__STORED DATA__:
□ □ □
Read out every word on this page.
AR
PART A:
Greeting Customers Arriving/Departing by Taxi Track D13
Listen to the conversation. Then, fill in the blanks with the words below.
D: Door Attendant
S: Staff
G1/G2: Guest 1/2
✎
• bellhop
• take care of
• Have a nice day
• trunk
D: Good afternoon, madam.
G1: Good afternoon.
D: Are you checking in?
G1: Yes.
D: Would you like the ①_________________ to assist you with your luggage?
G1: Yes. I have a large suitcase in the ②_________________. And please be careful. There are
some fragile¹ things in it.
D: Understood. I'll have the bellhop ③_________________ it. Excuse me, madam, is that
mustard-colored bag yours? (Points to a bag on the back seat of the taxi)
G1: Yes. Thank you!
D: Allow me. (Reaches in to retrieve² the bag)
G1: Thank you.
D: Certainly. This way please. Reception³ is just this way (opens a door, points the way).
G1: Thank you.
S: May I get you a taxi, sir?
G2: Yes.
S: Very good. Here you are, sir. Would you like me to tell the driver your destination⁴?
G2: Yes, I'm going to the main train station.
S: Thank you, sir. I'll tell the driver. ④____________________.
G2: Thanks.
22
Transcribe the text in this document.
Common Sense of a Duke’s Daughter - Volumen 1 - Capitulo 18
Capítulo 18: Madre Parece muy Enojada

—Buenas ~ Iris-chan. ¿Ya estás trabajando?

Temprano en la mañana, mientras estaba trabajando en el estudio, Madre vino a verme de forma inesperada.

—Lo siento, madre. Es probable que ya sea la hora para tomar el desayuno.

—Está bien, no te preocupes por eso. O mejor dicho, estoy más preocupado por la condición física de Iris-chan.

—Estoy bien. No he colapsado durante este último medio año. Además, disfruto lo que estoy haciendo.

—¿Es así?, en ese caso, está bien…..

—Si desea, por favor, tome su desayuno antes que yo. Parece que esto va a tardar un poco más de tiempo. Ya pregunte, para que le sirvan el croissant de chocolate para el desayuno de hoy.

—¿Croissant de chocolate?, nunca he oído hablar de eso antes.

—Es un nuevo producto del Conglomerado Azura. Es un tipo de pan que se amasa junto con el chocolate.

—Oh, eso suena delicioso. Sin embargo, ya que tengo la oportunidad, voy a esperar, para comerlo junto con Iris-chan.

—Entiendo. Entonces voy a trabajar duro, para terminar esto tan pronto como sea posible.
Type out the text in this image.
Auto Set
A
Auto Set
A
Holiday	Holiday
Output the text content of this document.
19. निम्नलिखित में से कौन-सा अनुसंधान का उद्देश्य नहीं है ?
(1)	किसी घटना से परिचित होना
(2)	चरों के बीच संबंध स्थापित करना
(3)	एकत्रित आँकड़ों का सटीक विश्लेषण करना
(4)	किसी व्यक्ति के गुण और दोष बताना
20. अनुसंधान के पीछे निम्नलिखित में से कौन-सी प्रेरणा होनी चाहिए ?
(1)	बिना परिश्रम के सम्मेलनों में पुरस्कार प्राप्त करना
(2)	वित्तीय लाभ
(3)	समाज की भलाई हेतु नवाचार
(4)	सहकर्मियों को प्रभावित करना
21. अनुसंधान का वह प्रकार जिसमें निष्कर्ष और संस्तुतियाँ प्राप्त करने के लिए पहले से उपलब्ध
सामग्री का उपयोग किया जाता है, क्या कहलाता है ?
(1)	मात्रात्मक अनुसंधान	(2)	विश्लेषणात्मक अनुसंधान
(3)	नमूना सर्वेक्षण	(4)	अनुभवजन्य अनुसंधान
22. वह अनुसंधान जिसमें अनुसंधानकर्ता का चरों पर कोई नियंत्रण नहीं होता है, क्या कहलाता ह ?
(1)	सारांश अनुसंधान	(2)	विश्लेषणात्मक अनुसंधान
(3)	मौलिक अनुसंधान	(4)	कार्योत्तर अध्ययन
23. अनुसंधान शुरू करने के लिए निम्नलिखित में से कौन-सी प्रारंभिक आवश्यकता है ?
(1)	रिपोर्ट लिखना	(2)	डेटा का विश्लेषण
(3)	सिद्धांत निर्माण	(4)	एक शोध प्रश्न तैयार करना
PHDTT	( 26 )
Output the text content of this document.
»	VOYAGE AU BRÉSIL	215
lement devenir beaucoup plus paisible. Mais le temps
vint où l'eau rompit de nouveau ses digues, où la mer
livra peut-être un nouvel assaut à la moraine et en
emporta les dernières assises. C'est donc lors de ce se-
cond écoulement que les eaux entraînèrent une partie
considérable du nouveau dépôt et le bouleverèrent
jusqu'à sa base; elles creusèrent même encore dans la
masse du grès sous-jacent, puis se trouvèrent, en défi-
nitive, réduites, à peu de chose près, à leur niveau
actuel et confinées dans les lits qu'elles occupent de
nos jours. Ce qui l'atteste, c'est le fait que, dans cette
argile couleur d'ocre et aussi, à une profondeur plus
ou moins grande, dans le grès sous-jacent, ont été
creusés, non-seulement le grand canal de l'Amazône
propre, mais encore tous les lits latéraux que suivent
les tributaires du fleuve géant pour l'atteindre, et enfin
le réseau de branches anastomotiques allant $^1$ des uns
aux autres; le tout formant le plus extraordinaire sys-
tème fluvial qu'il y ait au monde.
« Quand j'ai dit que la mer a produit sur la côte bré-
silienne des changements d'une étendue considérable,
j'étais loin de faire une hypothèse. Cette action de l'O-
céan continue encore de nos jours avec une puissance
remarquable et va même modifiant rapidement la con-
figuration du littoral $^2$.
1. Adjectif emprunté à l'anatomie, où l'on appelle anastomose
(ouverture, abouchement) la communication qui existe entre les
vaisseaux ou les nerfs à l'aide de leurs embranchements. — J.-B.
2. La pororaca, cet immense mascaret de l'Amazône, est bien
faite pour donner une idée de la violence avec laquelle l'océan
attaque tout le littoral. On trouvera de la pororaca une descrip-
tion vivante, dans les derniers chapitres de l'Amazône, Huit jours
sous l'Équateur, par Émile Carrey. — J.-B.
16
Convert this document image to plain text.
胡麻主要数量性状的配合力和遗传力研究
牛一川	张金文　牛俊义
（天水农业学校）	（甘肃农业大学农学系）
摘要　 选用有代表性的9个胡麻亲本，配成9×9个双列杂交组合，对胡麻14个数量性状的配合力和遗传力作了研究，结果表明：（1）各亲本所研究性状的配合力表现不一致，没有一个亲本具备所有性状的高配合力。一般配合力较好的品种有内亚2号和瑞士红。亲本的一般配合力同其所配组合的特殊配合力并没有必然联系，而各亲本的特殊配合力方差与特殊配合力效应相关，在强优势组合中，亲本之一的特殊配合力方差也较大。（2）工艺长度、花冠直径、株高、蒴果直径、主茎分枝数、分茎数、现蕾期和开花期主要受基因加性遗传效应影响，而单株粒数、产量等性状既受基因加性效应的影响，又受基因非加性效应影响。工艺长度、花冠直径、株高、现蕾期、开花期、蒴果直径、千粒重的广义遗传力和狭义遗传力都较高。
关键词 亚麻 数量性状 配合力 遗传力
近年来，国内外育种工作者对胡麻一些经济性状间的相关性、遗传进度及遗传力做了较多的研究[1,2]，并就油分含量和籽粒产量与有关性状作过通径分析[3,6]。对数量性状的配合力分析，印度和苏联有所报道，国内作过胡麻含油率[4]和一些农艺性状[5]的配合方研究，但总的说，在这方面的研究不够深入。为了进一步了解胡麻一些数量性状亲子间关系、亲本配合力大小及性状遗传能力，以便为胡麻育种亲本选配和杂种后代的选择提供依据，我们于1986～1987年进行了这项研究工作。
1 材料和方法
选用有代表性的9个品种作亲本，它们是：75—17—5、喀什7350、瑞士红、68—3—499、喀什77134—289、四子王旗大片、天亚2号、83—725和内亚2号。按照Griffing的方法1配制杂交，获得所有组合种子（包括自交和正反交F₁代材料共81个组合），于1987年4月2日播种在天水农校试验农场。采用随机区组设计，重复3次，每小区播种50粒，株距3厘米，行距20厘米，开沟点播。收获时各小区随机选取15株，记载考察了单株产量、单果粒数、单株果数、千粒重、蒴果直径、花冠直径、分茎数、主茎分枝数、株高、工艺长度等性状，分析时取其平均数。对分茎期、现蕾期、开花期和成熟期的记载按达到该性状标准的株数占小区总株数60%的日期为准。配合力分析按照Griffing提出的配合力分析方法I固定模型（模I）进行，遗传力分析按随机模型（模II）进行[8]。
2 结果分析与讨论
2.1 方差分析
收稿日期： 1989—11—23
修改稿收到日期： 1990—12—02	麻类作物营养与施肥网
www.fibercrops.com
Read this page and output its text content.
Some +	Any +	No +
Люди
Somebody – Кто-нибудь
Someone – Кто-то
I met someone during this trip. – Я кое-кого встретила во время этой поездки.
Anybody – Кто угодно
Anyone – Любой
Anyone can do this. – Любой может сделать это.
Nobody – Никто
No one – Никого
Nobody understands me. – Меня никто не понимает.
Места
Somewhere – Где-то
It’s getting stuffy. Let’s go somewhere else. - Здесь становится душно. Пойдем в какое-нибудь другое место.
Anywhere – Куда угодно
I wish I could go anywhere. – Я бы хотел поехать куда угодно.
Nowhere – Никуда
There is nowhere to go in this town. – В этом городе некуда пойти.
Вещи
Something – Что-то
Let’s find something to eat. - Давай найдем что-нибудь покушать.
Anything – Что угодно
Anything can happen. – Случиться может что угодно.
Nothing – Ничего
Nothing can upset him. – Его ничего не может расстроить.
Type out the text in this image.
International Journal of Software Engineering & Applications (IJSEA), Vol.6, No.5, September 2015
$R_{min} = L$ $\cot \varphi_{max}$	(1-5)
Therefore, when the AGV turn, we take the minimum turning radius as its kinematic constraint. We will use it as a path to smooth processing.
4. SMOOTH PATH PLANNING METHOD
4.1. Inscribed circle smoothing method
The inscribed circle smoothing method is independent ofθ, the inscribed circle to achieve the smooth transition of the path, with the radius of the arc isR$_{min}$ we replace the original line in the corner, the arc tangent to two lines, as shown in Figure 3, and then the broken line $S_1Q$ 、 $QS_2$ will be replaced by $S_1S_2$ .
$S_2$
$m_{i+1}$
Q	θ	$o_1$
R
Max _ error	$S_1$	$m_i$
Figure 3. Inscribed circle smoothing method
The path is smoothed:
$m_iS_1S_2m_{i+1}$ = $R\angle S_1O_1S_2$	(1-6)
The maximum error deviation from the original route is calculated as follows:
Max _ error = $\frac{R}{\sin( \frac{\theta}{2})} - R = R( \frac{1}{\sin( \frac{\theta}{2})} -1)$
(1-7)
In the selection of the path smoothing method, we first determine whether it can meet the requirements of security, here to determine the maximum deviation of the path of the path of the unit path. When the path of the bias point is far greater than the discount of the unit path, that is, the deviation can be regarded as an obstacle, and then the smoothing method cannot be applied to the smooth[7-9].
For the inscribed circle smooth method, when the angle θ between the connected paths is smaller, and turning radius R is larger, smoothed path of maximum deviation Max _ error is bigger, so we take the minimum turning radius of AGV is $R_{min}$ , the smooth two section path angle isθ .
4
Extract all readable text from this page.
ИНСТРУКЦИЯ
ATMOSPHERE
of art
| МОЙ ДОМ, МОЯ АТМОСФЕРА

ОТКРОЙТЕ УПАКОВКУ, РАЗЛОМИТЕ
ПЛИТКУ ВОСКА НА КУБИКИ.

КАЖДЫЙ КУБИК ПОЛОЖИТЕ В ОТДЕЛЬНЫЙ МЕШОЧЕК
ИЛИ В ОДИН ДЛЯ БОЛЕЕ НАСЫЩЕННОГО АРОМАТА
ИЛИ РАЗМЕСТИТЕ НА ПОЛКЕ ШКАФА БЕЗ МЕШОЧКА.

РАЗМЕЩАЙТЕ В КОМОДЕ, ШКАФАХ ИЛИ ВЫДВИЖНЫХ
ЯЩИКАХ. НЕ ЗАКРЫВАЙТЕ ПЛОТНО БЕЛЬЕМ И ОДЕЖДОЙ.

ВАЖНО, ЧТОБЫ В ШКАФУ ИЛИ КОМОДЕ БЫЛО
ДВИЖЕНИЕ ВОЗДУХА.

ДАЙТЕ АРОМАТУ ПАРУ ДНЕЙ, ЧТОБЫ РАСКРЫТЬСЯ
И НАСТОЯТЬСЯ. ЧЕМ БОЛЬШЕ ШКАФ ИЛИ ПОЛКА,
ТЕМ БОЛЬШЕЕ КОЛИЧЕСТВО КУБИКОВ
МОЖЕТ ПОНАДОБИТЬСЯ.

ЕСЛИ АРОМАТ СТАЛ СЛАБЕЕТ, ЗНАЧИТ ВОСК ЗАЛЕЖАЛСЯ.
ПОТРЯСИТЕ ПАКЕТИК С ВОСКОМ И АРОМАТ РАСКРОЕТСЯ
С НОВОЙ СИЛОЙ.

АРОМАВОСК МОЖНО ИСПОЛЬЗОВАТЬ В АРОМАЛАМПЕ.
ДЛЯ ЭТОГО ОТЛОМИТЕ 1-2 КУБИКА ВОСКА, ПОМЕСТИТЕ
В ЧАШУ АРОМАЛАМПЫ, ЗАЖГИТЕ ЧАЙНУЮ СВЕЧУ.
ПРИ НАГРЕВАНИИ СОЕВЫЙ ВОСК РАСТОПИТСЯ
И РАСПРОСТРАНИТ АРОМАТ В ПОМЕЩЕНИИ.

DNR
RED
□ □ □
__GOAL OF THE EXERCISE__:
Show every line in the records above that contains the word "dans".

__SOLUTION TO THIS PROBLEM__:
jusqu'à sa base; elles creusèrent même encore dans la
actuel et confinées dans les lits qu'elles occupent de
nos jours. Ce qui l'atteste, c'est le fait que, dans cette
ou moins grande, dans le grès sous-jacent, ont été
tion vivante, dans les derniers chapitres de l'Amazône, Huit jours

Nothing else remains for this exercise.